Below are some records. Say how many of their lines include the string "data", giving only the number.
=== MATERIAL SHOWN ===
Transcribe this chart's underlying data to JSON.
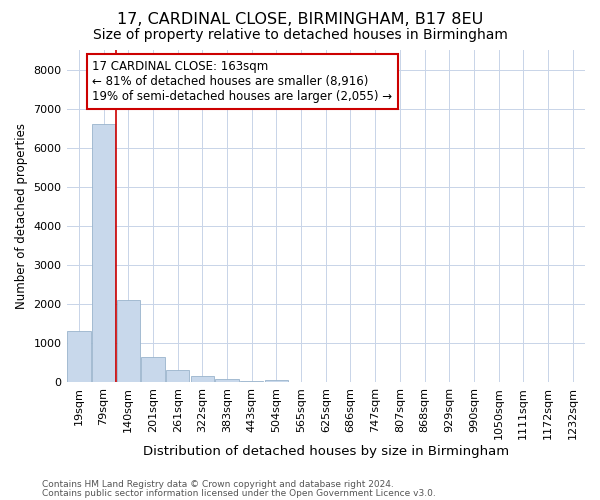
{
  "title1": "17, CARDINAL CLOSE, BIRMINGHAM, B17 8EU",
  "title2": "Size of property relative to detached houses in Birmingham",
  "xlabel": "Distribution of detached houses by size in Birmingham",
  "ylabel": "Number of detached properties",
  "categories": [
    "19sqm",
    "79sqm",
    "140sqm",
    "201sqm",
    "261sqm",
    "322sqm",
    "383sqm",
    "443sqm",
    "504sqm",
    "565sqm",
    "625sqm",
    "686sqm",
    "747sqm",
    "807sqm",
    "868sqm",
    "929sqm",
    "990sqm",
    "1050sqm",
    "1111sqm",
    "1172sqm",
    "1232sqm"
  ],
  "values": [
    1300,
    6600,
    2100,
    650,
    300,
    150,
    70,
    20,
    50,
    5,
    5,
    5,
    0,
    0,
    0,
    0,
    0,
    0,
    0,
    0,
    0
  ],
  "bar_color": "#c8d8eb",
  "bar_edge_color": "#9ab4cc",
  "vline_color": "#cc0000",
  "vline_pos": 1.5,
  "annotation_text": "17 CARDINAL CLOSE: 163sqm\n← 81% of detached houses are smaller (8,916)\n19% of semi-detached houses are larger (2,055) →",
  "annotation_box_color": "#ffffff",
  "annotation_box_edge": "#cc0000",
  "ylim": [
    0,
    8500
  ],
  "yticks": [
    0,
    1000,
    2000,
    3000,
    4000,
    5000,
    6000,
    7000,
    8000
  ],
  "footer1": "Contains HM Land Registry data © Crown copyright and database right 2024.",
  "footer2": "Contains public sector information licensed under the Open Government Licence v3.0.",
  "bg_color": "#ffffff",
  "grid_color": "#c8d4e8",
  "title1_fontsize": 11.5,
  "title2_fontsize": 10,
  "xlabel_fontsize": 9.5,
  "ylabel_fontsize": 8.5,
  "tick_fontsize": 8,
  "annotation_fontsize": 8.5,
  "footer_fontsize": 6.5
}
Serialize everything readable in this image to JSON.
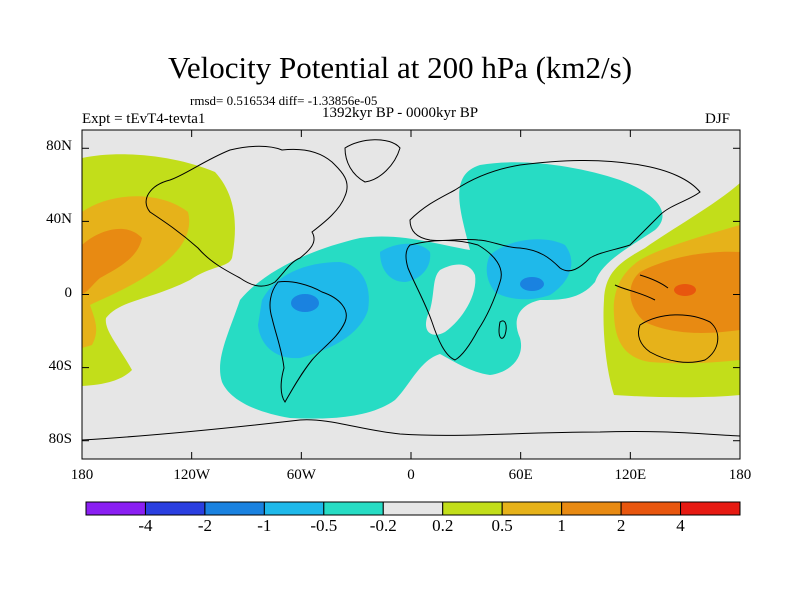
{
  "title": "Velocity Potential at 200 hPa (km2/s)",
  "stats": "rmsd= 0.516534 diff= -1.33856e-05",
  "experiment": "Expt = tEvT4-tevta1",
  "period": "1392kyr BP - 0000kyr BP",
  "season": "DJF",
  "y_ticks": [
    {
      "label": "80N",
      "lat": 80
    },
    {
      "label": "40N",
      "lat": 40
    },
    {
      "label": "0",
      "lat": 0
    },
    {
      "label": "40S",
      "lat": -40
    },
    {
      "label": "80S",
      "lat": -80
    }
  ],
  "x_ticks": [
    {
      "label": "180",
      "lon": -180
    },
    {
      "label": "120W",
      "lon": -120
    },
    {
      "label": "60W",
      "lon": -60
    },
    {
      "label": "0",
      "lon": 0
    },
    {
      "label": "60E",
      "lon": 60
    },
    {
      "label": "120E",
      "lon": 120
    },
    {
      "label": "180",
      "lon": 180
    }
  ],
  "colorbar": {
    "colors": [
      "#8a1ff2",
      "#2a3fe0",
      "#1a82e0",
      "#1fb9ea",
      "#27dcc4",
      "#e6e6e6",
      "#c2de1a",
      "#e6b21a",
      "#e88a12",
      "#e8560e",
      "#e61a12"
    ],
    "labels": [
      "-4",
      "-2",
      "-1",
      "-0.5",
      "-0.2",
      "0.2",
      "0.5",
      "1",
      "2",
      "4"
    ]
  },
  "map": {
    "lon_range": [
      -180,
      180
    ],
    "lat_range": [
      -90,
      90
    ],
    "background_color": "#e6e6e6"
  }
}
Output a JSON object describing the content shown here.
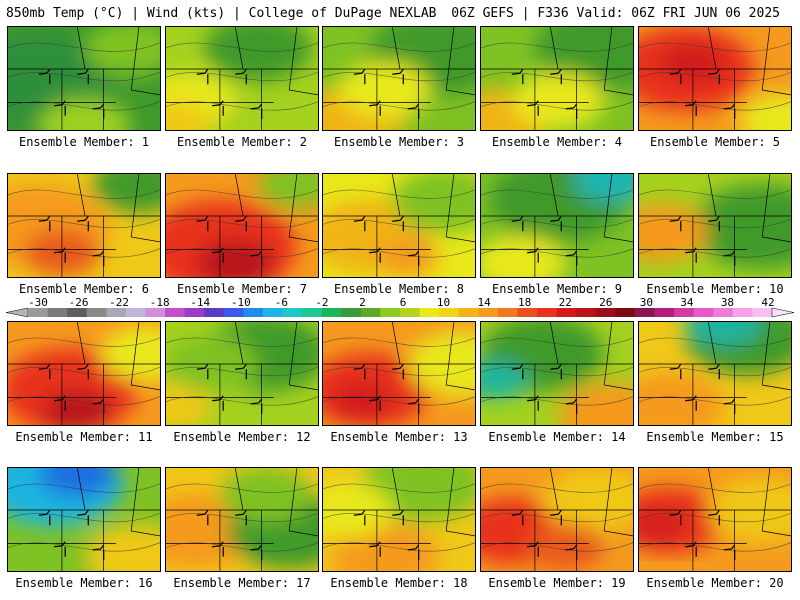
===
== EXERCISE OUTPUT ==
2